• Information shown

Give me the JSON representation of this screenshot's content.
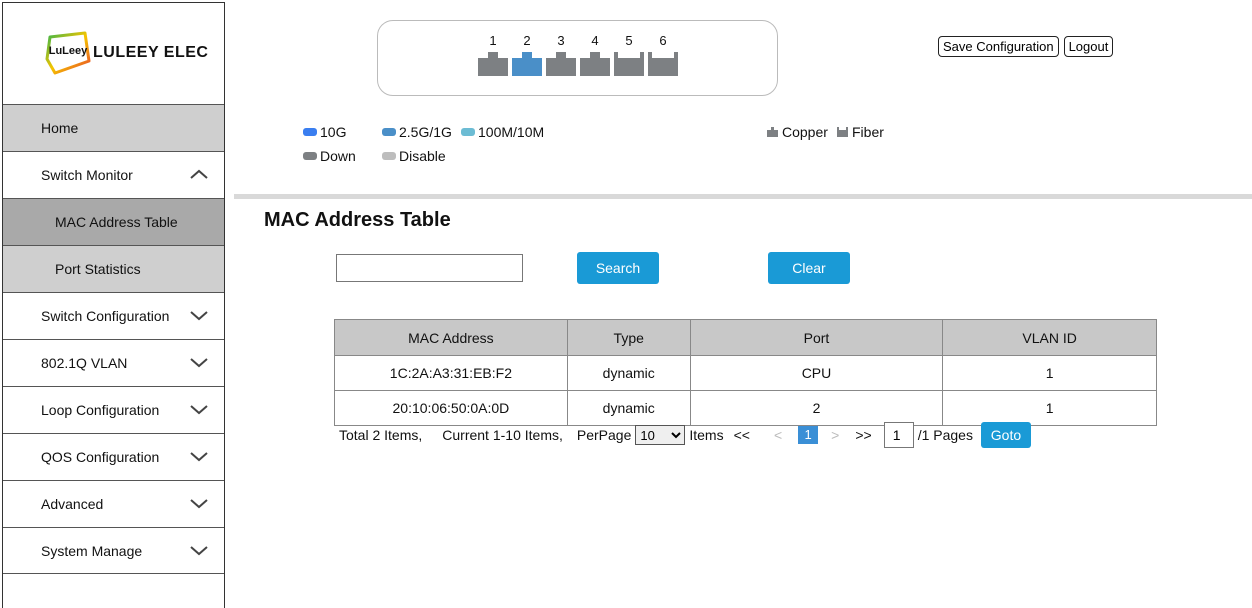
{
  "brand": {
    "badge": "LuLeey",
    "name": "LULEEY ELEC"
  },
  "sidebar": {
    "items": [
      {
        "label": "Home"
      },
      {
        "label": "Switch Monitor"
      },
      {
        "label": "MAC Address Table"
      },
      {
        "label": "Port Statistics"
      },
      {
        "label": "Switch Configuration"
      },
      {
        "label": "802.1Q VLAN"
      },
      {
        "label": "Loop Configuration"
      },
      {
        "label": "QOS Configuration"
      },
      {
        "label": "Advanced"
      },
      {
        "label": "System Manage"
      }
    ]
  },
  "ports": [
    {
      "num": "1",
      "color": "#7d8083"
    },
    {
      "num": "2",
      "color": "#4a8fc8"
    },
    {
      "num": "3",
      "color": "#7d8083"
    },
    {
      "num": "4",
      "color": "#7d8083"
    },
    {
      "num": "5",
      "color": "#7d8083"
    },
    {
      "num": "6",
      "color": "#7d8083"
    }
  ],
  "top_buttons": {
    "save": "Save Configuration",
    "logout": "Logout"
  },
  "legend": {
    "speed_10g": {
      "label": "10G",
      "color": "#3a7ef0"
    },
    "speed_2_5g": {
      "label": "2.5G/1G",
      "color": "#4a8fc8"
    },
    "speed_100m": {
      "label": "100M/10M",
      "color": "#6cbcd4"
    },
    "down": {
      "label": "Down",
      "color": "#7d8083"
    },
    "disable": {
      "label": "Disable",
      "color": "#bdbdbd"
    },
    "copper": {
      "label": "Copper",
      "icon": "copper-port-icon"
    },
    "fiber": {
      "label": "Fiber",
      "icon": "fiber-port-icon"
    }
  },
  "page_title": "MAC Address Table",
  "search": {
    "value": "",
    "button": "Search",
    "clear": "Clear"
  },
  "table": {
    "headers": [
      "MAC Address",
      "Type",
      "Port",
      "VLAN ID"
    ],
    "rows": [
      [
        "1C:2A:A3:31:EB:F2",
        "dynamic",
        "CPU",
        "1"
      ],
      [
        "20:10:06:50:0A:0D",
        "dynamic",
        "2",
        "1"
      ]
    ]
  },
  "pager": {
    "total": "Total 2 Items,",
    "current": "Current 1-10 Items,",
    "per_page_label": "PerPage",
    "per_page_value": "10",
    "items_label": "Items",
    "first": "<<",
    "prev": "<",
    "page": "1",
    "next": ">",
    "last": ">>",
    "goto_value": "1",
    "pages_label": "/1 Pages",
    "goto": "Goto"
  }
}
==
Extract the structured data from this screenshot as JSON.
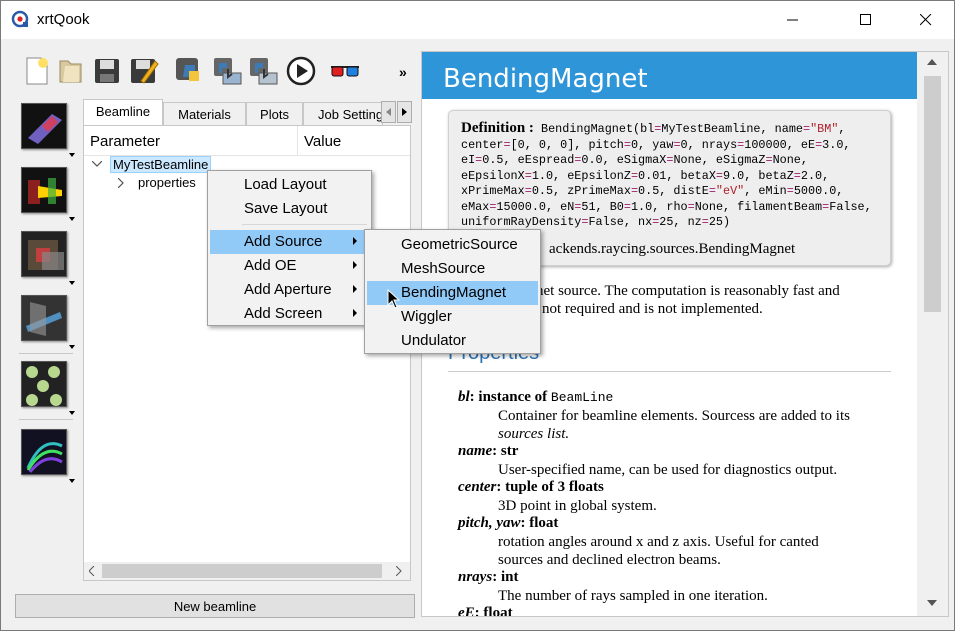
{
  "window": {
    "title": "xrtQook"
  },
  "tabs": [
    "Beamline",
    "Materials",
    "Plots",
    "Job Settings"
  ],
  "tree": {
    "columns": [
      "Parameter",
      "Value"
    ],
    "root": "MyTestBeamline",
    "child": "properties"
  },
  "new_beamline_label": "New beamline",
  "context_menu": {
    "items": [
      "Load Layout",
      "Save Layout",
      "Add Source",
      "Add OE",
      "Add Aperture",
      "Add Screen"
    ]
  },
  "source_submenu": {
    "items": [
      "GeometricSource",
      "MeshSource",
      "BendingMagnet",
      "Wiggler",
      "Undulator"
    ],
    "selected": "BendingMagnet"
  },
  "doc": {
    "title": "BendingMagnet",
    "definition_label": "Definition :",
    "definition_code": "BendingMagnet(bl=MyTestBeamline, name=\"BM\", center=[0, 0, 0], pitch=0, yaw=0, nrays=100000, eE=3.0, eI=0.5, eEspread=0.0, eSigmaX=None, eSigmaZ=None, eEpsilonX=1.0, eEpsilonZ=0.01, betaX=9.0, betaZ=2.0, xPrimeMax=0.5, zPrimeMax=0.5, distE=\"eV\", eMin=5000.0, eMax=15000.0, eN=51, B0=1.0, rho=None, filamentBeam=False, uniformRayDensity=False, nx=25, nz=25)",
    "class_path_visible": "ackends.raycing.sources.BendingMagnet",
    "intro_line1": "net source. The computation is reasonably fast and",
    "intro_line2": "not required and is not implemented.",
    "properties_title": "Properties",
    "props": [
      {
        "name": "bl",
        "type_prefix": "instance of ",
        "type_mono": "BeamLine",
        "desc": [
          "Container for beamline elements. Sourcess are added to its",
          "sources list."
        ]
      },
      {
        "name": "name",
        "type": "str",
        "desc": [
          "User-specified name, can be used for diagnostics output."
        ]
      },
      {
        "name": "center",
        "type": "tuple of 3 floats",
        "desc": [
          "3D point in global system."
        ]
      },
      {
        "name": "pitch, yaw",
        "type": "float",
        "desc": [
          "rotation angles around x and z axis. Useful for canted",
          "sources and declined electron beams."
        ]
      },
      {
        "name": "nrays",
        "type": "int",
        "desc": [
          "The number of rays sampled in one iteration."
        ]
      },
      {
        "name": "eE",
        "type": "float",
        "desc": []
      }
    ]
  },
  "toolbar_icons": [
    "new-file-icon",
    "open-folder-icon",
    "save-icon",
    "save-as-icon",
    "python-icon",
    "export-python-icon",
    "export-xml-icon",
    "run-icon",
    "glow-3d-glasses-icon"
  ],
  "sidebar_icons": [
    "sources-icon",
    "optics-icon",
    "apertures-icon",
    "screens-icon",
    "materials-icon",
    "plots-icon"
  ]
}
...
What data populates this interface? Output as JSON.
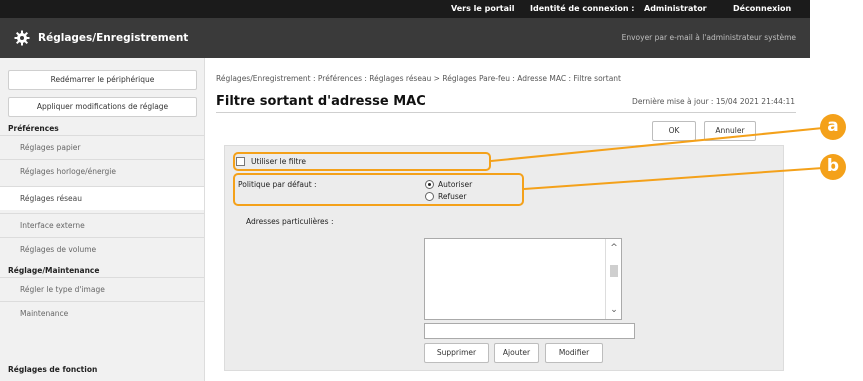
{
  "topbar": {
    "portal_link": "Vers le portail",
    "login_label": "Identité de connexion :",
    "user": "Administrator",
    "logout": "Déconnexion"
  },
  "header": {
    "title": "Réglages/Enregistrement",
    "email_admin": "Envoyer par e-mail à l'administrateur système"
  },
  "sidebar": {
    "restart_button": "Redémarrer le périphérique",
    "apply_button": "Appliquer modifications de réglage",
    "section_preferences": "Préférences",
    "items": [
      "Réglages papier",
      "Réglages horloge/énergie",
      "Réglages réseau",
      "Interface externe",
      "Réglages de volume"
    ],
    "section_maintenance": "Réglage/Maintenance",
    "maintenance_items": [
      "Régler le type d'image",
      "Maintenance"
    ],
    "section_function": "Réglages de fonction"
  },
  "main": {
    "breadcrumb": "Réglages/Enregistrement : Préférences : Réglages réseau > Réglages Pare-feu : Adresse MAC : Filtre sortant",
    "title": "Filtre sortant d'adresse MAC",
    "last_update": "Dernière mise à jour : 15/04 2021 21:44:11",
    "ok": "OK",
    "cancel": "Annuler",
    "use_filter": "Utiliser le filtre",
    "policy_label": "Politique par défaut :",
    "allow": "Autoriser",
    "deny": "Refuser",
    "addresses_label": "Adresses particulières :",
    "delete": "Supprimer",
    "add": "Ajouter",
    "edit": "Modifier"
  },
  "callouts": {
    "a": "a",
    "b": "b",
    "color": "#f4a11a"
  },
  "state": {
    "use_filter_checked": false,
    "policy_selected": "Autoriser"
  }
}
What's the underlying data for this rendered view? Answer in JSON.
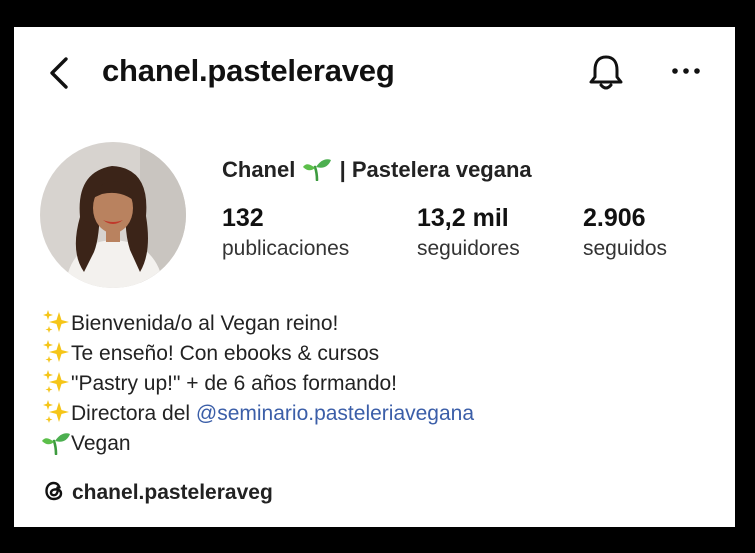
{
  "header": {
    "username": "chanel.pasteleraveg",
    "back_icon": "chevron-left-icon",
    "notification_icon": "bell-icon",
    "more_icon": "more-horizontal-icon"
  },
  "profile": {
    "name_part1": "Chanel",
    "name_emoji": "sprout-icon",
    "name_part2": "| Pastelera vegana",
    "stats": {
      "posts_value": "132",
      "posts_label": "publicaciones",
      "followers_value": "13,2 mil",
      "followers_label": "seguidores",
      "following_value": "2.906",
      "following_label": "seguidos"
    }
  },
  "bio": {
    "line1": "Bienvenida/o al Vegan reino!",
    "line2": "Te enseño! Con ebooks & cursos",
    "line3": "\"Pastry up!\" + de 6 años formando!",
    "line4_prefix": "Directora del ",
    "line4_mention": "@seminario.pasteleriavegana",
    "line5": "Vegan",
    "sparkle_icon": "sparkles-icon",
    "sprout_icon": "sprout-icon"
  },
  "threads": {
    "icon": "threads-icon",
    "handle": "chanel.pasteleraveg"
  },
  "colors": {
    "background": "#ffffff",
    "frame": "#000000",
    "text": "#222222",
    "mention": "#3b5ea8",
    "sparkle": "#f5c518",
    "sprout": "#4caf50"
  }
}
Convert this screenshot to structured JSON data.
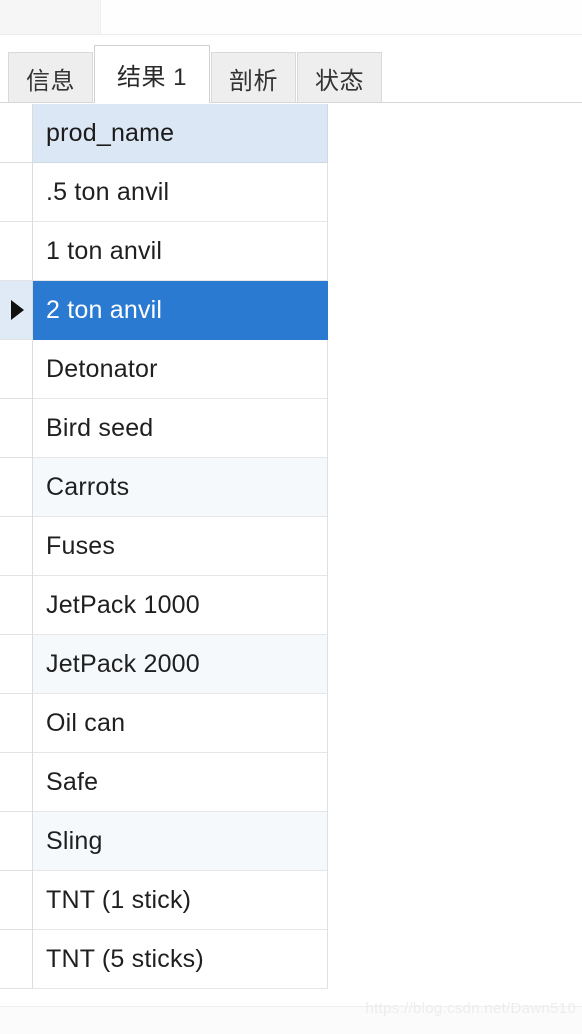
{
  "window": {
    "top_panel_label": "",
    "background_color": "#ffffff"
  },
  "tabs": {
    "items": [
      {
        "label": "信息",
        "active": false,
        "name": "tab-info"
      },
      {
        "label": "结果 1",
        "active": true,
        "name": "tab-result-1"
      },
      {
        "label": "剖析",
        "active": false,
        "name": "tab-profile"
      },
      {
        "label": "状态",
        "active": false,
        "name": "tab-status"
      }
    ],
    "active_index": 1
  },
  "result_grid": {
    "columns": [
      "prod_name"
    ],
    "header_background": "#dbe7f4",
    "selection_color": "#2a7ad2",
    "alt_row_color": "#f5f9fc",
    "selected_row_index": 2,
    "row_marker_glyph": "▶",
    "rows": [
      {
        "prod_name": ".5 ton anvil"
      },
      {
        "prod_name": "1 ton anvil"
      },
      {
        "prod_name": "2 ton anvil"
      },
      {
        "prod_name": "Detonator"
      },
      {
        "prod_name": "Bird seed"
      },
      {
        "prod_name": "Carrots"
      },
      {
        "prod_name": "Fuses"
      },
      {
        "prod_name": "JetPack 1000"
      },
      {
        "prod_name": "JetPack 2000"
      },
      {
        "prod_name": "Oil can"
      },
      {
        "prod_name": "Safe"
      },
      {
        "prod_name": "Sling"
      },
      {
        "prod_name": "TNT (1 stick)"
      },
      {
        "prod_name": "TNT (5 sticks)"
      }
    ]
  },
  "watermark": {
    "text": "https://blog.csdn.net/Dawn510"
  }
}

• Exercise
Look for lines containing the string "pasteleraveg" and copy them all.

• Reply
    "username": "chanel.pasteleraveg",
    "handle": "chanel.pasteleraveg"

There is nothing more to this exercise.